EXERCISE INSTRUCTIONS.
**A.** In the Jeff Welch article, recast the paragraph that begins "Now he's drawing to the end" as a bulleted list that keeps its main facts.
**B.** Translate this sentence from the Jeff Welch article into Spanish: "The equation for profit in any manufacturing enterprise is yield times price, minus cost of production, he said, and crop production is no different."
**C.** Write a continuation of the Jeff Welch article, starting after its final sentence.

Wednesday, December 23, 2015

TOP STORY >> Farmers’ pal retires after long career

Jeff Welch is standing by Don L. Kitler’s zero-grade rice field adjacent to the Lonoke County Extension Service on Hwy. 70. The rice has been harvested and Kitler hasn’t released the recent rainwater on the field.
 By JOHN HOFHEIMER
Leader senior staff writer

He grew up in Havana (Yell County), and his family had a farm nearby, but Jeff Welch didn’t want to farm for a living. Neither did he set out to be chairman and agricultural agent for the University of Arkansas Extension Service.

Now he’s drawing to the end of a 30-year career helping Lonoke County farmers know what to plant, what new varieties might be good for them, telling them when pesticides might be appropriate and helping introduce them to new technology and new ways of doing things.

To some farmers in financial trouble, his advice can save as much as $150 an acre, which would be $150,000 on a 1,000-acre farm, which in Arkansas is a common size.

The equation for profit in any manufacturing enterprise is yield times price, minus cost of production, he said, and crop production is no different.

A farmer’s “factory” is his farm, Welch said. He’s the manager of that factory, and each crop is its own subsidiary factory. Whether in the air-conditioned cab of his tractor, computers at his side or in his farm office or shop, he’s managing his factory.

If you lower yield with a cheaper seed and less expensive herbicides and pesticides, the lower cost of production can make it a profitable year, he said, assuming weather doesn’t intervene. And crop insurance has bailed out many Lonoke County farmers after floods lowered their yields or hail beat down a crop.

That’s among the advantages that Lonoke County’s rice, soybean, corn, wheat, milo and cotton farmers have over the handful of farmers—mostly in the Cabot area—who raise fruit and vegetables, he said. A bad year or two in that business, without a safety net, can send a farmer to town for a job.

But with the beans and grains, “We’ve always had to go to the bank to put in a crop,” he said. Even with a couple bad years, “You may lose some money but you won’t lose the farm.” That’s the result of crop insurance.

Welch worked on his father and uncle’s commercial Angus farm as a boy and a young man.

After graduation from Havana High School, Welch graduated from the University of Arkansas at Fayetteville with a Bachelors Degree in zoology and a Master’s Degree in entomology.

After that, he worked as a salesman for DuPont for six years and Burst Agricultural for two or three years selling plant growth regulator in sales regions as large as six states.

He was dating my wife in Fort Smith but I was on the road, he said.

So when a job as an agricultural agent at the Pine Bluff Extension Service opened up in 1986, he says he jumped on it.

By 1987, he transferred to the Lonoke Extension Service, and just settled in.

“I wanted my kids to grow up in one place,” he said. Lonoke had “continuity from kindergarten through 12th grade.

Grown now, his son Jeff in an engineer and his daughter Olivia works in advertising and promotion.

MATERIAL PROVIDED.
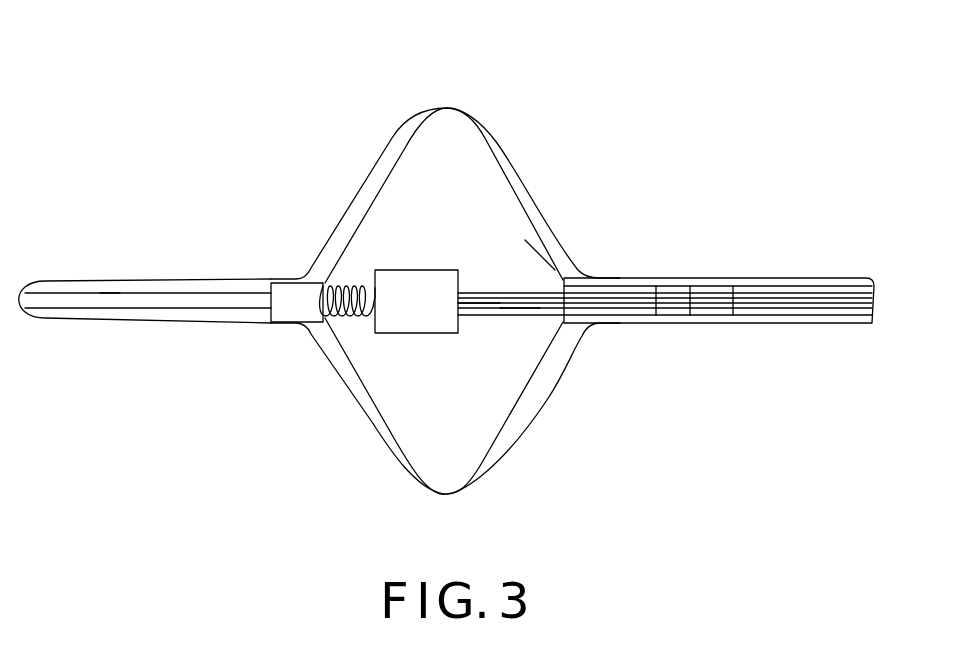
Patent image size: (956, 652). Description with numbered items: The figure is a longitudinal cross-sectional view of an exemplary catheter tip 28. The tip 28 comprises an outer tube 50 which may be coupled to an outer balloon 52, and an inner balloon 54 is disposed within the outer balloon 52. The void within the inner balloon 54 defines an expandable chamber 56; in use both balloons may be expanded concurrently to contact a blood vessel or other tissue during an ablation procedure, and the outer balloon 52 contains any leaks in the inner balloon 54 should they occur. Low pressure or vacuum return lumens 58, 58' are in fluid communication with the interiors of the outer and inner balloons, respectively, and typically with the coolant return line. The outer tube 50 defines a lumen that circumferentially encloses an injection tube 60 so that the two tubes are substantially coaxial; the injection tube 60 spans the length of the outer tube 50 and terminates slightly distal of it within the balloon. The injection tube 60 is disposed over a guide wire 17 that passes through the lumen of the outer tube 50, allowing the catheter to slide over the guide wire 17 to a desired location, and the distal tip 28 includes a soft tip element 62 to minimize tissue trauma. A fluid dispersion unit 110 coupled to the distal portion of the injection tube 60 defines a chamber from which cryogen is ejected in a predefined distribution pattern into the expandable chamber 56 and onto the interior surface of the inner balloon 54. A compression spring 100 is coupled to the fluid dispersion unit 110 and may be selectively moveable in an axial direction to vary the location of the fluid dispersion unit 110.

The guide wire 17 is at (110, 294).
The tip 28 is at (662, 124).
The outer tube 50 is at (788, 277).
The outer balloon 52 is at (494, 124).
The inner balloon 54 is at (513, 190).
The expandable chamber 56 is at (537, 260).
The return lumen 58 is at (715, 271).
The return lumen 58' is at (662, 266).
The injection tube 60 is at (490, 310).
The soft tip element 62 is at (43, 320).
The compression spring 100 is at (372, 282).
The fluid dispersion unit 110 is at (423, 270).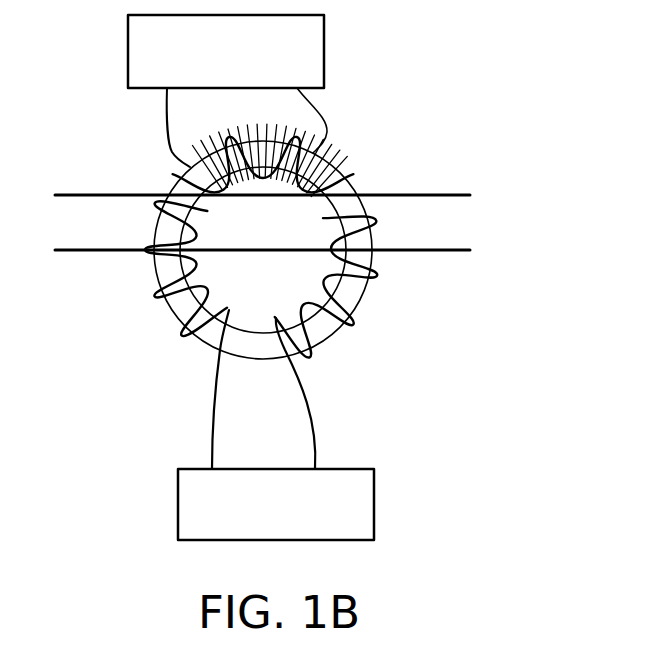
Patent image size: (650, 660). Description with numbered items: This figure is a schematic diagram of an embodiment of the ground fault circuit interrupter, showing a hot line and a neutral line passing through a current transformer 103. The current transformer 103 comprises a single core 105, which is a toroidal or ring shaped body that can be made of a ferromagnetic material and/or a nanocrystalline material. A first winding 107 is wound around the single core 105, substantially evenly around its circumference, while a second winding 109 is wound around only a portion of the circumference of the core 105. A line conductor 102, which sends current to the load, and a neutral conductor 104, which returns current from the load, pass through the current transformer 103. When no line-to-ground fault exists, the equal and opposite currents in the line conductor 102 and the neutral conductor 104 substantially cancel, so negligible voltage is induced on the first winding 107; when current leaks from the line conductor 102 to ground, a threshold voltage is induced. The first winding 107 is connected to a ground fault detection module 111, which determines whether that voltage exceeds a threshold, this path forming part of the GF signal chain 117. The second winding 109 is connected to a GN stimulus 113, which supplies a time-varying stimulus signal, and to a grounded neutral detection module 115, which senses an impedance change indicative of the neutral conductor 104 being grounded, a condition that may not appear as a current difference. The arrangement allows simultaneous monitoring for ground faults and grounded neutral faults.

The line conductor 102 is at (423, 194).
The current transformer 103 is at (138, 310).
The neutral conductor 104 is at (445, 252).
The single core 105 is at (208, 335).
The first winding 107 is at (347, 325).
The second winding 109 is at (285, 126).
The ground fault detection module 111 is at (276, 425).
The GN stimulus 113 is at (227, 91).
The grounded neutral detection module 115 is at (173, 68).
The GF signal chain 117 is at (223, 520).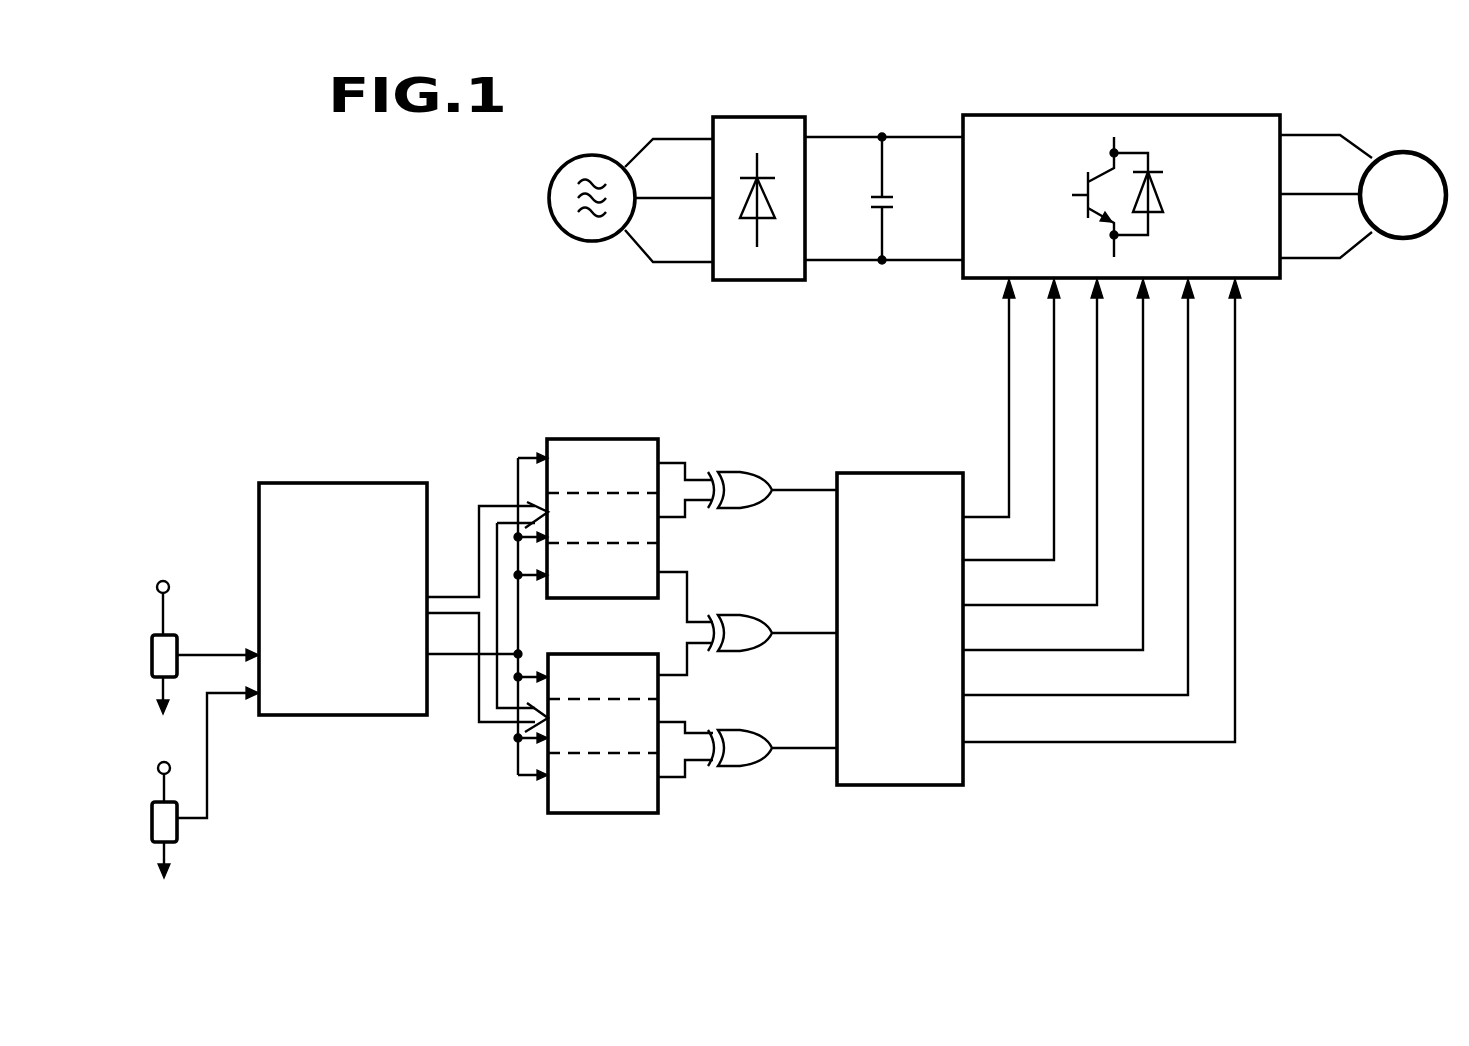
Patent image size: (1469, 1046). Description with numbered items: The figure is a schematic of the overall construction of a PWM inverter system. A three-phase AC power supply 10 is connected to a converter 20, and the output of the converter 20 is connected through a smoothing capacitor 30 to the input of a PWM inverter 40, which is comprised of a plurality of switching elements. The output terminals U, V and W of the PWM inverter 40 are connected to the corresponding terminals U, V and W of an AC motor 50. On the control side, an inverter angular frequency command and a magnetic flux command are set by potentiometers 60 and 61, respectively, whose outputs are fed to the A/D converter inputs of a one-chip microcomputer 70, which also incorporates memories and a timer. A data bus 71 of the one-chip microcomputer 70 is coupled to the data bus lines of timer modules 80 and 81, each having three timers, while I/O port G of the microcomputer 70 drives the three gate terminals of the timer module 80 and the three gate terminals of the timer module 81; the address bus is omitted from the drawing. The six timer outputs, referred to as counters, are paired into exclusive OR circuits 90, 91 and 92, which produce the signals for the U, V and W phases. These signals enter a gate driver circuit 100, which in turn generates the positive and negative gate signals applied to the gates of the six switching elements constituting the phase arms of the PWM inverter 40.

==

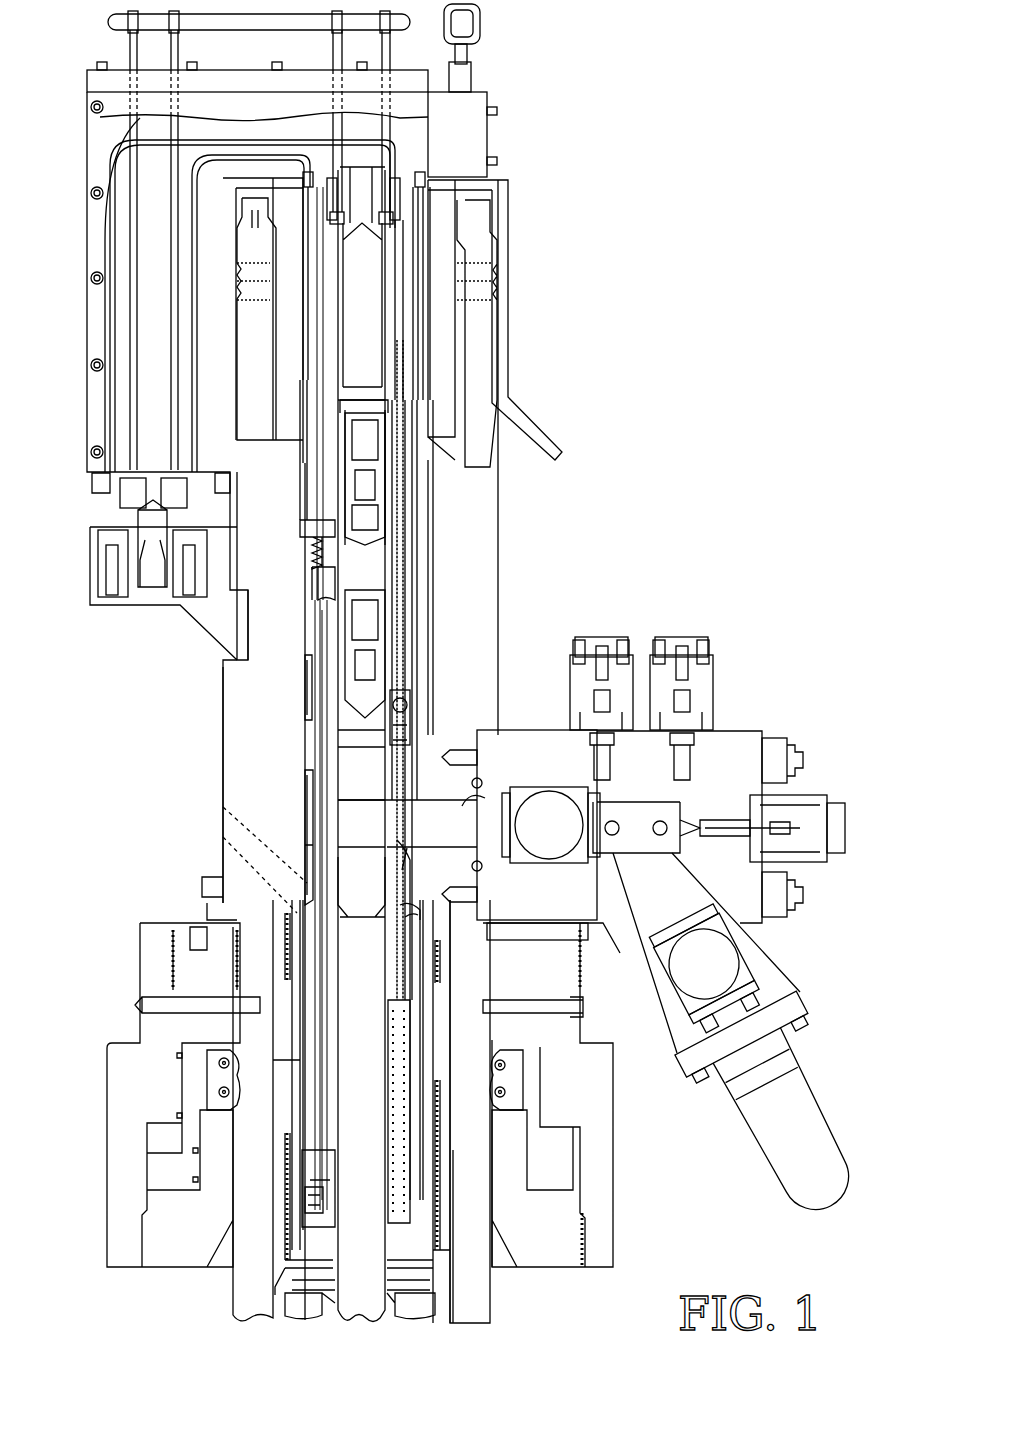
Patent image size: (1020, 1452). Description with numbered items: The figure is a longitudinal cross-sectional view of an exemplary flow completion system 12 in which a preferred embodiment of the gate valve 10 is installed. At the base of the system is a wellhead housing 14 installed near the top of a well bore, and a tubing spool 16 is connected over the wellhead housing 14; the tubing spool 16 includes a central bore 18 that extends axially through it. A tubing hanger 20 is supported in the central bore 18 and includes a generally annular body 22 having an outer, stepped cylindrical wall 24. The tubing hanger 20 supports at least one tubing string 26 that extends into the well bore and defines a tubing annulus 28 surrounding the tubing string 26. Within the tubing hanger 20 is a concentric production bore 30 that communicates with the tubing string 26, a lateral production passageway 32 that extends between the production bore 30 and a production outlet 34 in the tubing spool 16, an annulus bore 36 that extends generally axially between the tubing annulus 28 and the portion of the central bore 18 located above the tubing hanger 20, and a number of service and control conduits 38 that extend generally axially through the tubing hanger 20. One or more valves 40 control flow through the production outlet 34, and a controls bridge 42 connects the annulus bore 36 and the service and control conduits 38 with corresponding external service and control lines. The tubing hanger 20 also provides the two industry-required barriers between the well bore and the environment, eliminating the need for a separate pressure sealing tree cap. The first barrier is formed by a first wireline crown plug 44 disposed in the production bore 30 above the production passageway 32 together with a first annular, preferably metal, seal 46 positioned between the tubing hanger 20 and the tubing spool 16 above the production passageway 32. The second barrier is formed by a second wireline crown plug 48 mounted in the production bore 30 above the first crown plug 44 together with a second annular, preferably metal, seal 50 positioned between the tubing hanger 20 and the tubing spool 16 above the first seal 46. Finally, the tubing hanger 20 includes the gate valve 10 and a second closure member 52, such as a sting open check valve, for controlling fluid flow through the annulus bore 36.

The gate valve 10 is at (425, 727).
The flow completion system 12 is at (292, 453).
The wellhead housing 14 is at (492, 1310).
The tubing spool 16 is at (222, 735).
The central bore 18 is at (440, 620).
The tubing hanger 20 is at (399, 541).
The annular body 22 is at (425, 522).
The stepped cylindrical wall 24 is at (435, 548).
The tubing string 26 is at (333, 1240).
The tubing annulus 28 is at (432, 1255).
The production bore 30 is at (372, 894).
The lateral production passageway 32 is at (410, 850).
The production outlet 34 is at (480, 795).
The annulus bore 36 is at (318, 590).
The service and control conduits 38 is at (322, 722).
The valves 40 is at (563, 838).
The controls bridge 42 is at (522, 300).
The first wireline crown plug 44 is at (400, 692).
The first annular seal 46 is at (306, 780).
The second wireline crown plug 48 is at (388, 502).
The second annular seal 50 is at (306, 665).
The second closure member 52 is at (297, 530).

* * *

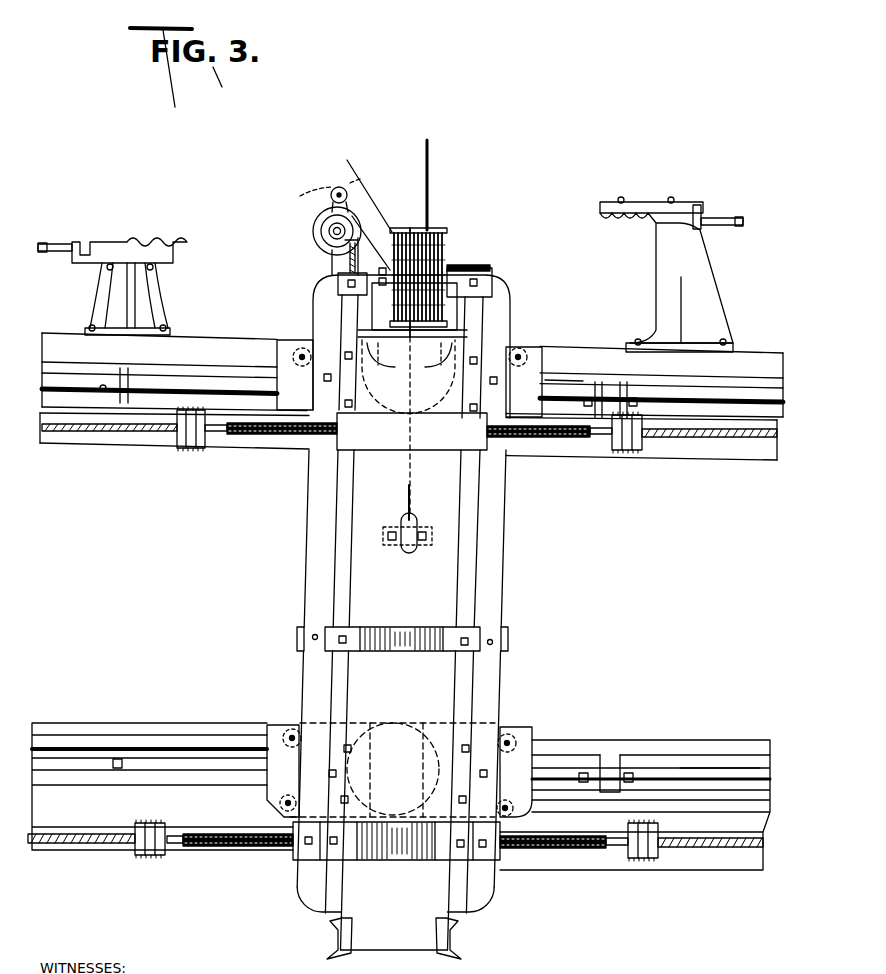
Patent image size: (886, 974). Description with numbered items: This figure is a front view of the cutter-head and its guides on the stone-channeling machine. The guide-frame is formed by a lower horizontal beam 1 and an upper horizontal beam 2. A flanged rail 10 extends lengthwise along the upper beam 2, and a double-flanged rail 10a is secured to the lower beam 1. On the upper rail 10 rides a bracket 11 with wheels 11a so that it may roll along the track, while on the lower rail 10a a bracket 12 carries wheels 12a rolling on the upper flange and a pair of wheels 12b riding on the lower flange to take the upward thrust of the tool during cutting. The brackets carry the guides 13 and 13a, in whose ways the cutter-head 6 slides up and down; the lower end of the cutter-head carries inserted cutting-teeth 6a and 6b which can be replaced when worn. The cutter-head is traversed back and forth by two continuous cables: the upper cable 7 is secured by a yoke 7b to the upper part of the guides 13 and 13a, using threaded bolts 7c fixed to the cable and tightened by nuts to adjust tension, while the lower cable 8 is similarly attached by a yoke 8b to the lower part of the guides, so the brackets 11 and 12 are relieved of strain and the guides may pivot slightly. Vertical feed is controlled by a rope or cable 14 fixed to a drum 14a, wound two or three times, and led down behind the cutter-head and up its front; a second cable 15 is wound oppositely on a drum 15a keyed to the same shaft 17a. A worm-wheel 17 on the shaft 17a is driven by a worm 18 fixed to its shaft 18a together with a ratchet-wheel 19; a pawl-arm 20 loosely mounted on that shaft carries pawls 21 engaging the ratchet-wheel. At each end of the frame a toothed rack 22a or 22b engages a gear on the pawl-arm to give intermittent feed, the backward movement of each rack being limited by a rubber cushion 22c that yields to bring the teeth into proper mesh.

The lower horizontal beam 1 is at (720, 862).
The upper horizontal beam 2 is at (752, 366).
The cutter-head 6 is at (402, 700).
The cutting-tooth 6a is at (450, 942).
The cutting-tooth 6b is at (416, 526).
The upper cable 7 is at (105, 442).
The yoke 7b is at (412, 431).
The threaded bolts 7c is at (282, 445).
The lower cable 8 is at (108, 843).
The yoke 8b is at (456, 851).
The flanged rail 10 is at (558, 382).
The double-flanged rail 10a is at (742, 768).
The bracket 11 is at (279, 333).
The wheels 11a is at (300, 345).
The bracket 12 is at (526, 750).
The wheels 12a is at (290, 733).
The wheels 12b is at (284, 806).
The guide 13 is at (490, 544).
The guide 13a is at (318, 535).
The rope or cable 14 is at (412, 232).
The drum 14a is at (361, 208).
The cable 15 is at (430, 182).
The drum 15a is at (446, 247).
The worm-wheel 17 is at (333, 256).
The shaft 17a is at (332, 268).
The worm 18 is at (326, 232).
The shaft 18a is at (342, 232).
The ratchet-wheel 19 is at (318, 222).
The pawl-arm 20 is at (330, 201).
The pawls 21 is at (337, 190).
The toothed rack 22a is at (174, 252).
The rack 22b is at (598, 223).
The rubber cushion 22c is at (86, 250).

OUTPUTS IN ORDER.
**A.**
- Welch is nearing the end of a 30-year career serving Lonoke County farmers.
- He helps them decide what to plant and which new varieties might suit them.
- He tells them when pesticides might be appropriate.
- He helps introduce them to new technology and new ways of doing things.

**B.** La ecuación de la ganancia en cualquier empresa manufacturera es el rendimiento multiplicado por el precio, menos el costo de producción, dijo, y la producción de cultivos no es diferente.

**C.**
“We’ve enjoyed the people here,” he said, and “I’ve learned a lot. I got my first experience in politics.”

That was when he was appointed grounds chairman at the First United Methodist Church of Lonoke. When he got ready to put in flower beds, he discovered two distinct groups of women had competing ideas.”

“I put a woman from one group in charge who had ideas similar to the women in the other group.” It was a lesson well learned.

THE FARMERS’ FRIEND

“Jeff is so good with our farmers in Lonoke County and beyond,” said Rick Bransford whose family farms about 2,100 acres around Pettus.

“He’s knowledgeable in the practical and economic aspects of farming.”

Lonoke used to have about 19 farmers planting as much as 22,000 acres of a year, Bransford said, and Welch arrived about 1987 as a cotton specialist.

Bransfords have grown cotton since the 1800s, so the late Dick Bransford and his son Rick found Welch pretty quickly, he said.

“As he got more rooted in the county, he spread into soy, rice, wheat and corn,” said Bransford, “and if you needed him he would come hot and dry or cold and wet.”

Welch and the extension service was a nonbiased entity—a conduit for new varieties and technologies and other information, according to Bransford.

“He kept on top of farm bills and programs,” he said.

Bransford, said he hates to see Welch go.

“We are friends.”

LAY OF THE LAND

Agriculturally speaking, “We have three counties in one,” Welch said.

The southern part of Lonoke County is steeped in southern agriculture, growing cotton, soybeans, wheat and corn. The middle part of the county is mostly rice, you beans and corn and in the north part, they are independent thinkers who have branched out into fruits and vegetables, cattle and what remains of the county’s dairy industry. Kind of landlocked by towns and subdivisions, those farms tend to be small and smaller, without much opportunity for expansion.

NOW AND THEN

“When I first came, there were 38 dairies in the county,” he said. “Now there are four.”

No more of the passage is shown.